## Task statement
Search the records for the word "film" and pick out every line that has it.

## Given entries
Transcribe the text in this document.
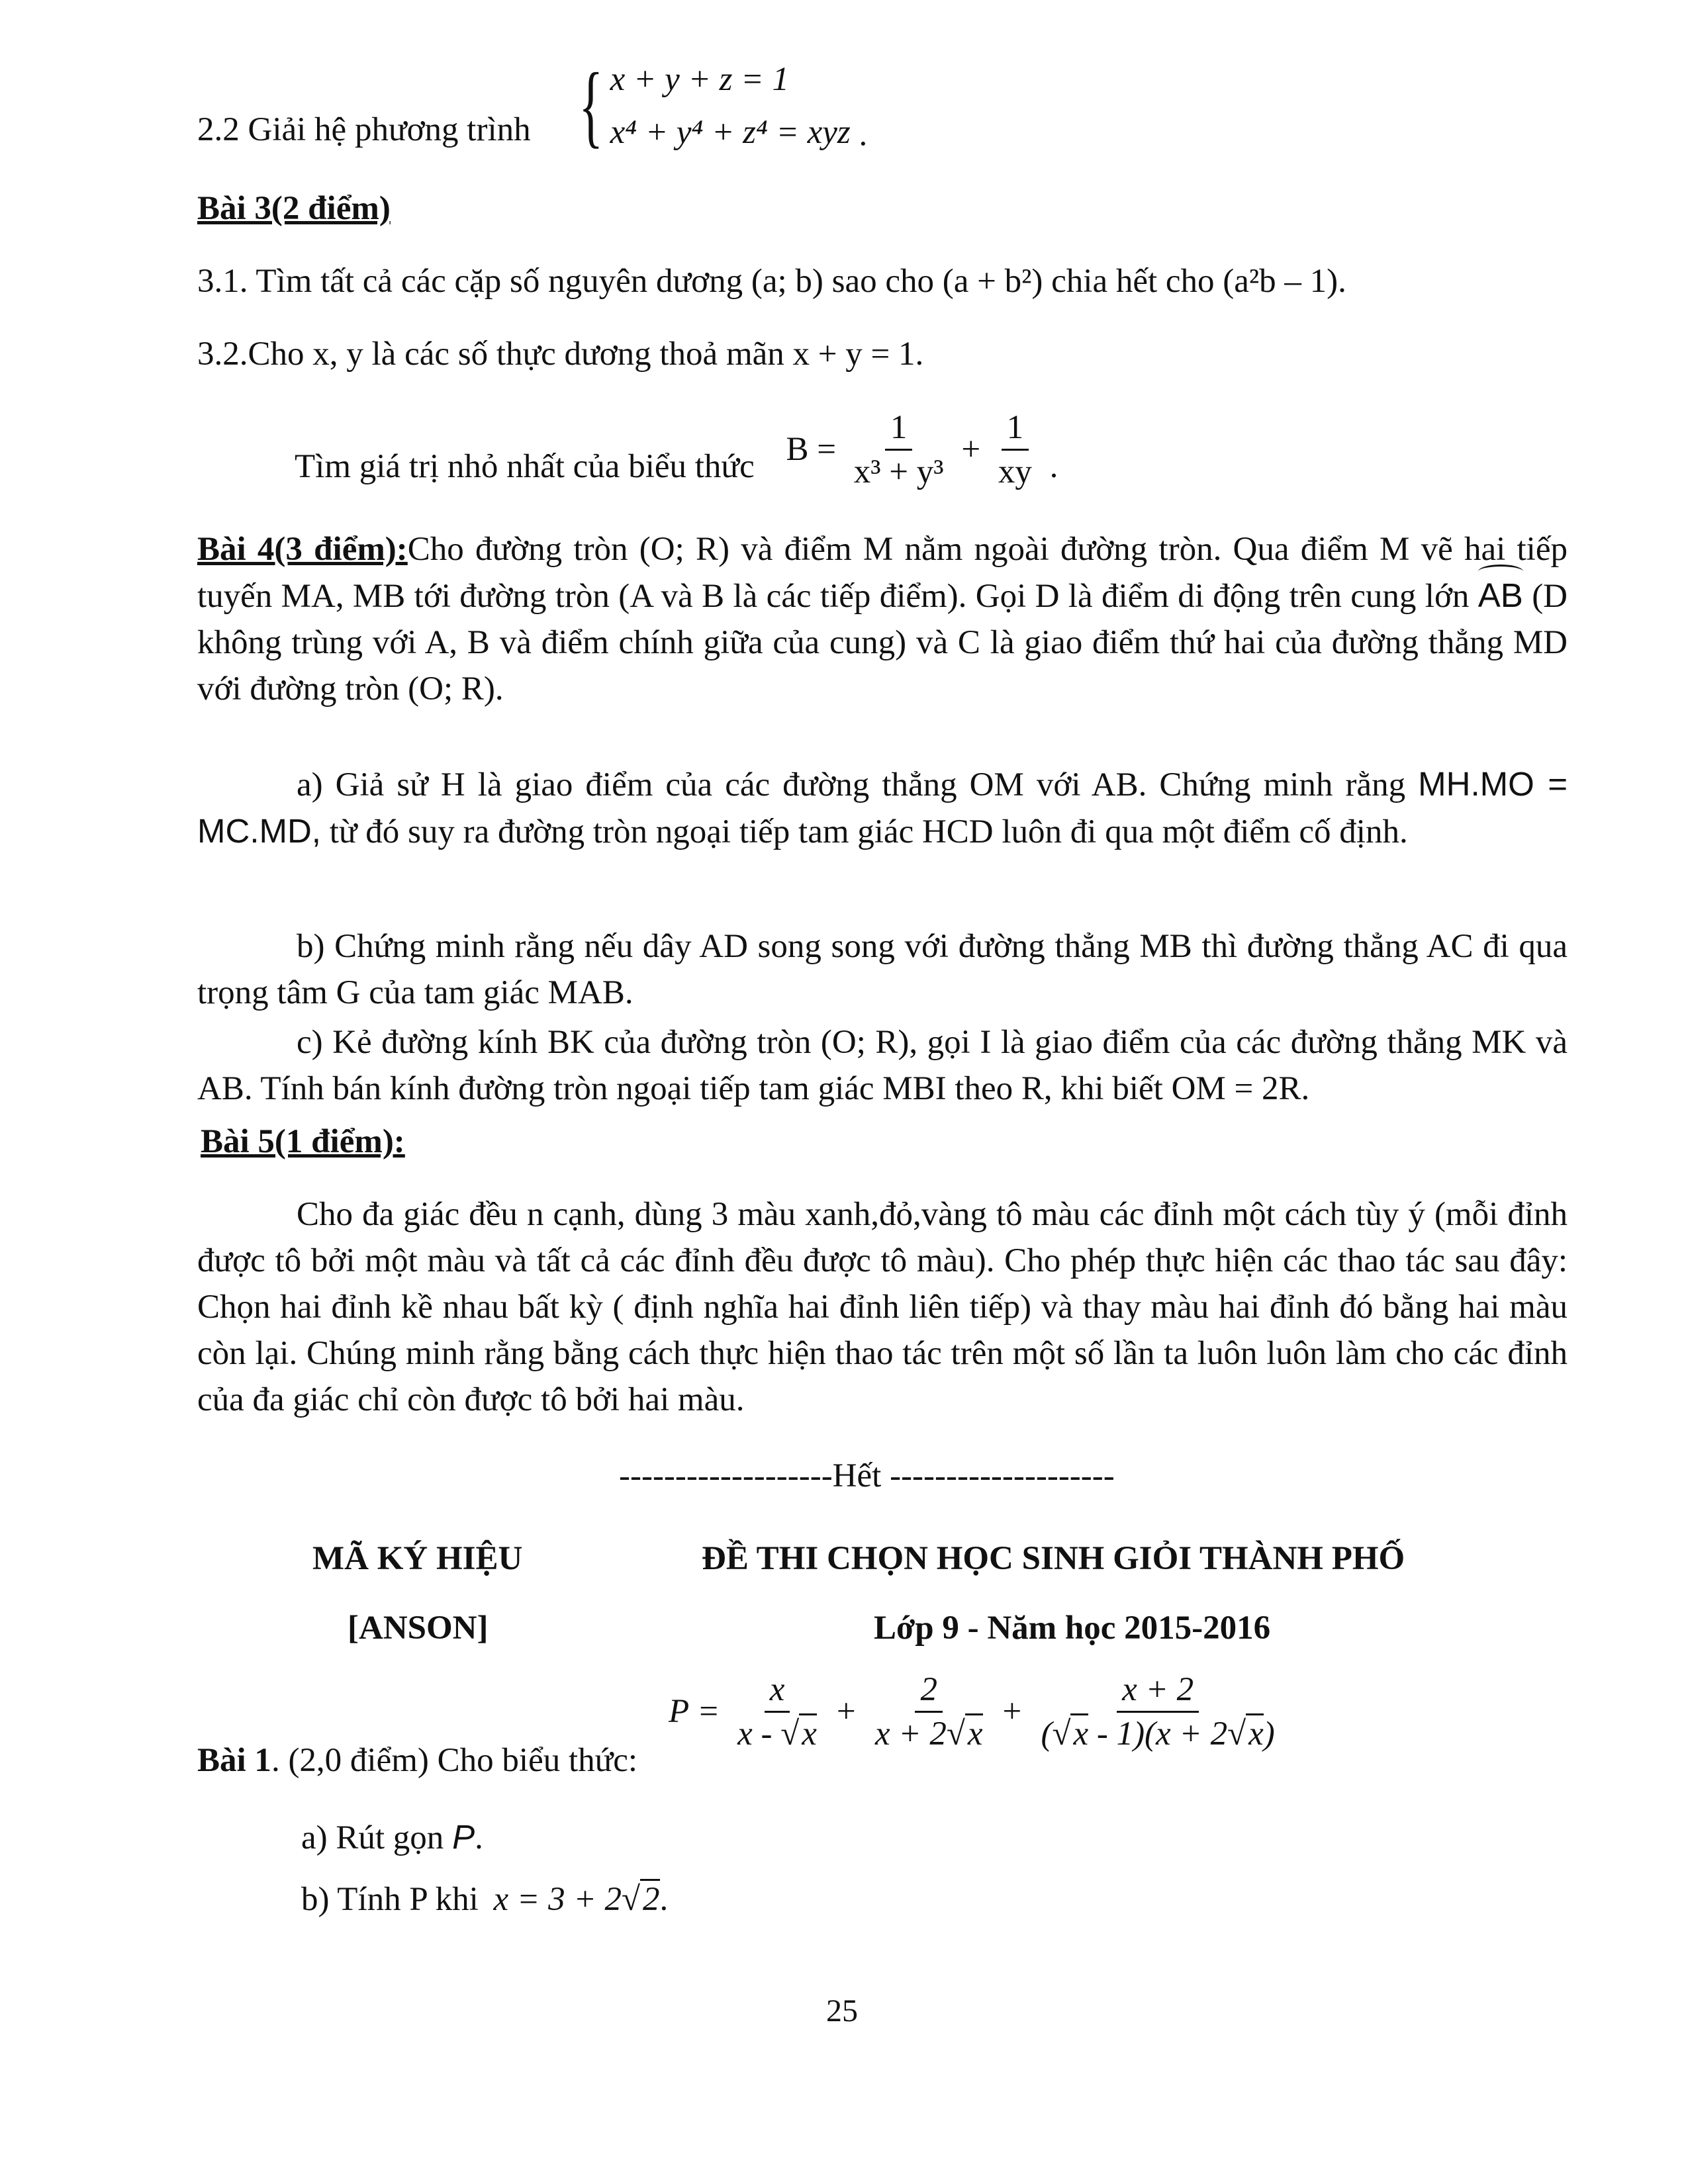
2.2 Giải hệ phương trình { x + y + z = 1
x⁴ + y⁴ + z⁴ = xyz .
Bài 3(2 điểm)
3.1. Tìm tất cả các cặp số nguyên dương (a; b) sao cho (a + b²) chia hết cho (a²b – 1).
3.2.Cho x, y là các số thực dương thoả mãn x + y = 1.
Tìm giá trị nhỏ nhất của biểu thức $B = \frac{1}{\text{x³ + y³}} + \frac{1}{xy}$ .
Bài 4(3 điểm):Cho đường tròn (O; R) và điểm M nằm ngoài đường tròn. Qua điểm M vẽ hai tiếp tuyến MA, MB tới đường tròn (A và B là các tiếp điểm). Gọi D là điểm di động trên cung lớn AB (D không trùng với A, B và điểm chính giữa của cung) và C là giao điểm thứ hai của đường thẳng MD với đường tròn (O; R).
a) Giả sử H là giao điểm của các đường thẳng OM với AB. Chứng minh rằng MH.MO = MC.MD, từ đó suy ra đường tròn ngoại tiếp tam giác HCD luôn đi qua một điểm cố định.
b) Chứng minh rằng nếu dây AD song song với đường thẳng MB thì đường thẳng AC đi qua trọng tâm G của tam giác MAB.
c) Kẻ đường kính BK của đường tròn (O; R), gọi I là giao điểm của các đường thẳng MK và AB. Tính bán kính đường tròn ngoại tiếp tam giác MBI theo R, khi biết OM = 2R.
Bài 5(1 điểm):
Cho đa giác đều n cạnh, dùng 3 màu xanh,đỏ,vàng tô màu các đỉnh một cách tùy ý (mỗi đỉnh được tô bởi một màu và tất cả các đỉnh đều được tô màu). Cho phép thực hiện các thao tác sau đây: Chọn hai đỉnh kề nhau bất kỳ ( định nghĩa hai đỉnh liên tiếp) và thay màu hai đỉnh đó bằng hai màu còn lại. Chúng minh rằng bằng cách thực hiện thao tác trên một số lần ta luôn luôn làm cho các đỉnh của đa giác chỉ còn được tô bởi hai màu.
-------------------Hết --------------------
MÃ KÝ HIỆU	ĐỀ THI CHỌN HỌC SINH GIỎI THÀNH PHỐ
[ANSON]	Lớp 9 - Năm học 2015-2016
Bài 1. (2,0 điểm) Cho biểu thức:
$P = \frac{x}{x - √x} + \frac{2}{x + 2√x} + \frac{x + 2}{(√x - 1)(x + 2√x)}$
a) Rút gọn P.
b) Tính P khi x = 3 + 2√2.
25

---

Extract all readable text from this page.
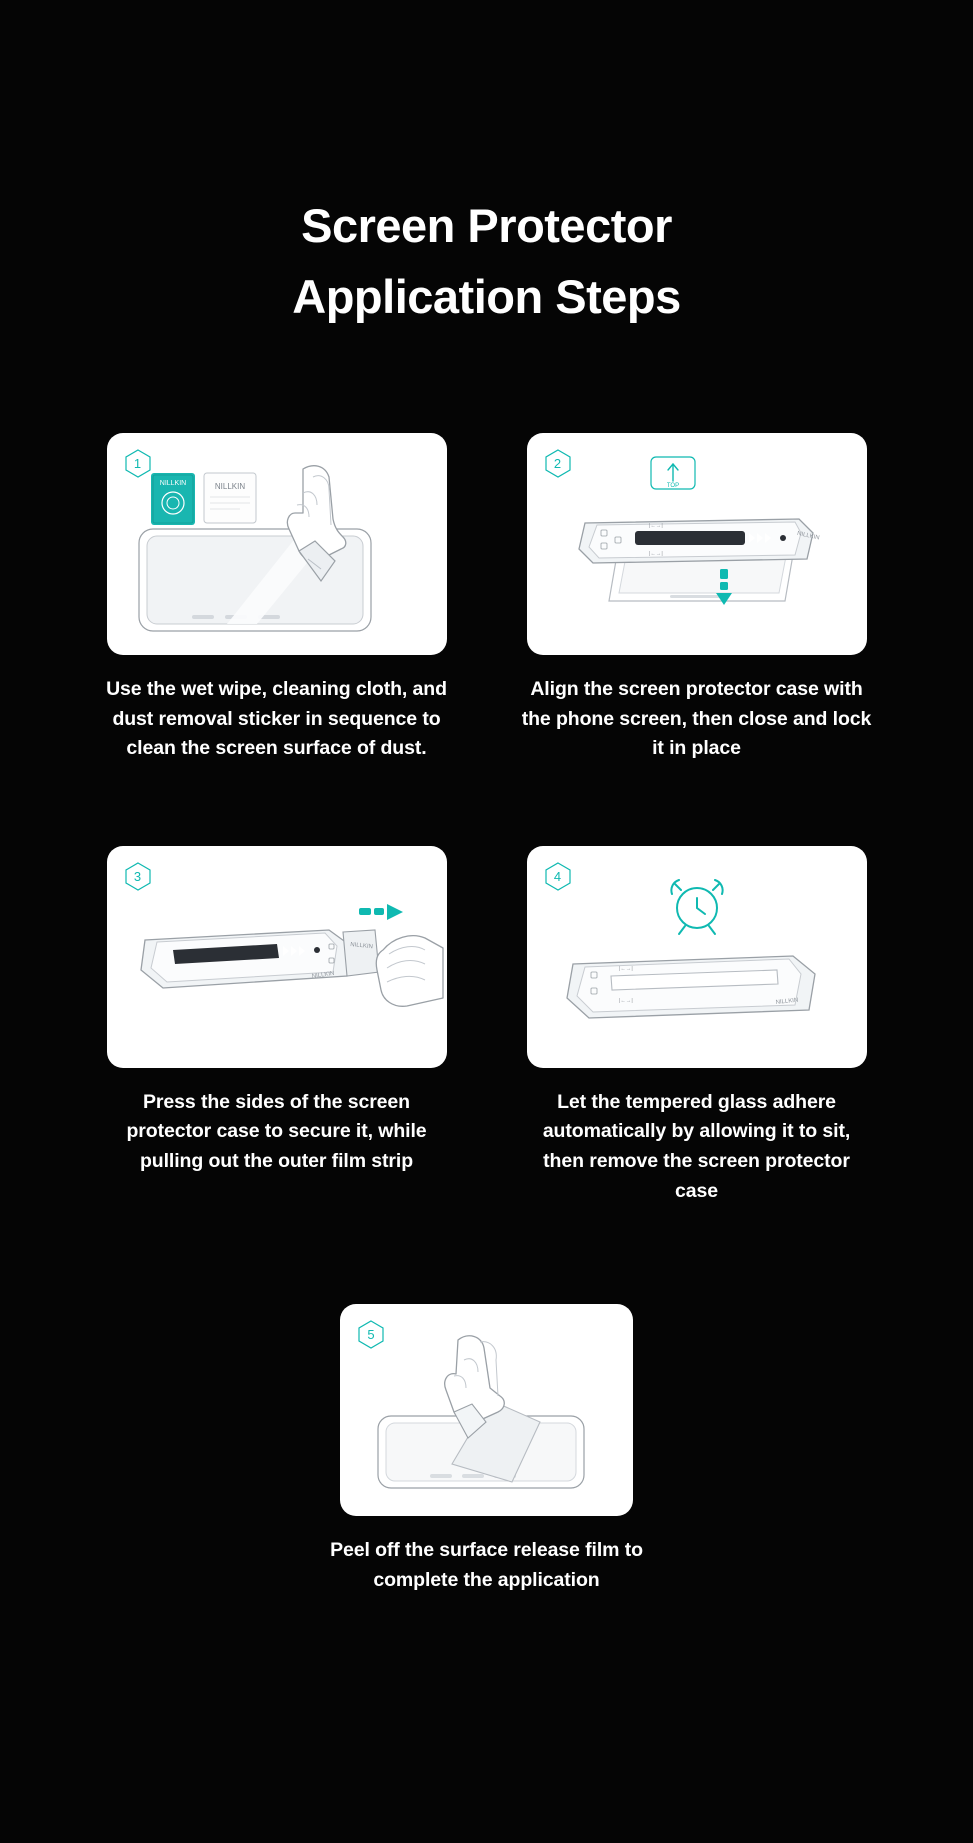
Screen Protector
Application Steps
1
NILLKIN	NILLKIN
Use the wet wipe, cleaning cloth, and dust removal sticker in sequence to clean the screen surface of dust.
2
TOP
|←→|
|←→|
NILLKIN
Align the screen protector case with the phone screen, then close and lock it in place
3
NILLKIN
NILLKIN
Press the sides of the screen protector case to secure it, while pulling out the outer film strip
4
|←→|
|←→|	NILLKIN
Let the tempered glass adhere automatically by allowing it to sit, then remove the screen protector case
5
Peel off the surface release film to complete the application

---

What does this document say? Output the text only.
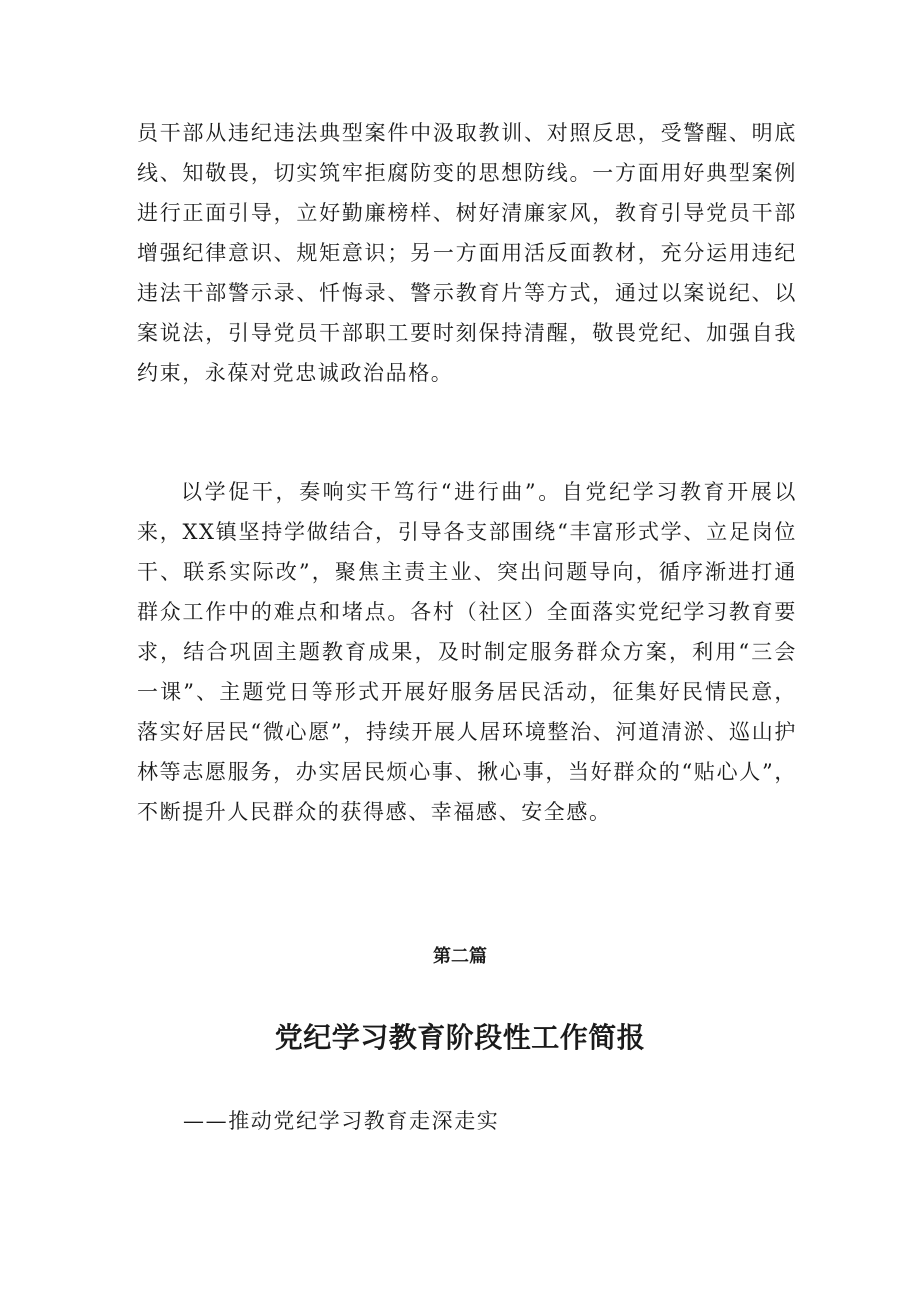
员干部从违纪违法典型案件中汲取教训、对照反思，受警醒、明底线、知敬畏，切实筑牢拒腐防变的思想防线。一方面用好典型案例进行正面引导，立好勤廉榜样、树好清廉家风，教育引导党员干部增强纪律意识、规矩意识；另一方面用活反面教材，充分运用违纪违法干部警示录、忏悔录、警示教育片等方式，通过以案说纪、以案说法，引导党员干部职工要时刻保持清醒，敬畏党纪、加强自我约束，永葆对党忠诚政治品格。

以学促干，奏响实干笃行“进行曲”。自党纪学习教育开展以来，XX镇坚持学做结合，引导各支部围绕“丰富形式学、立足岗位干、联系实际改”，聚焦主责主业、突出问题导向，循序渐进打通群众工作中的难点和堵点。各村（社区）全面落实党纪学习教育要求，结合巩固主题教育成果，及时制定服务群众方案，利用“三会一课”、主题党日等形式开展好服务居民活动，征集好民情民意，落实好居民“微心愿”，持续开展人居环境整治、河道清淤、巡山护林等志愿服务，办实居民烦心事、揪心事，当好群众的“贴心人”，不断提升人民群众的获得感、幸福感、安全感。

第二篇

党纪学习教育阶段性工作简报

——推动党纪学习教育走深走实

## Reply
Press the sides of the screen protector case to secure it, while pulling out the outer film strip
Peel off the surface release film to complete the application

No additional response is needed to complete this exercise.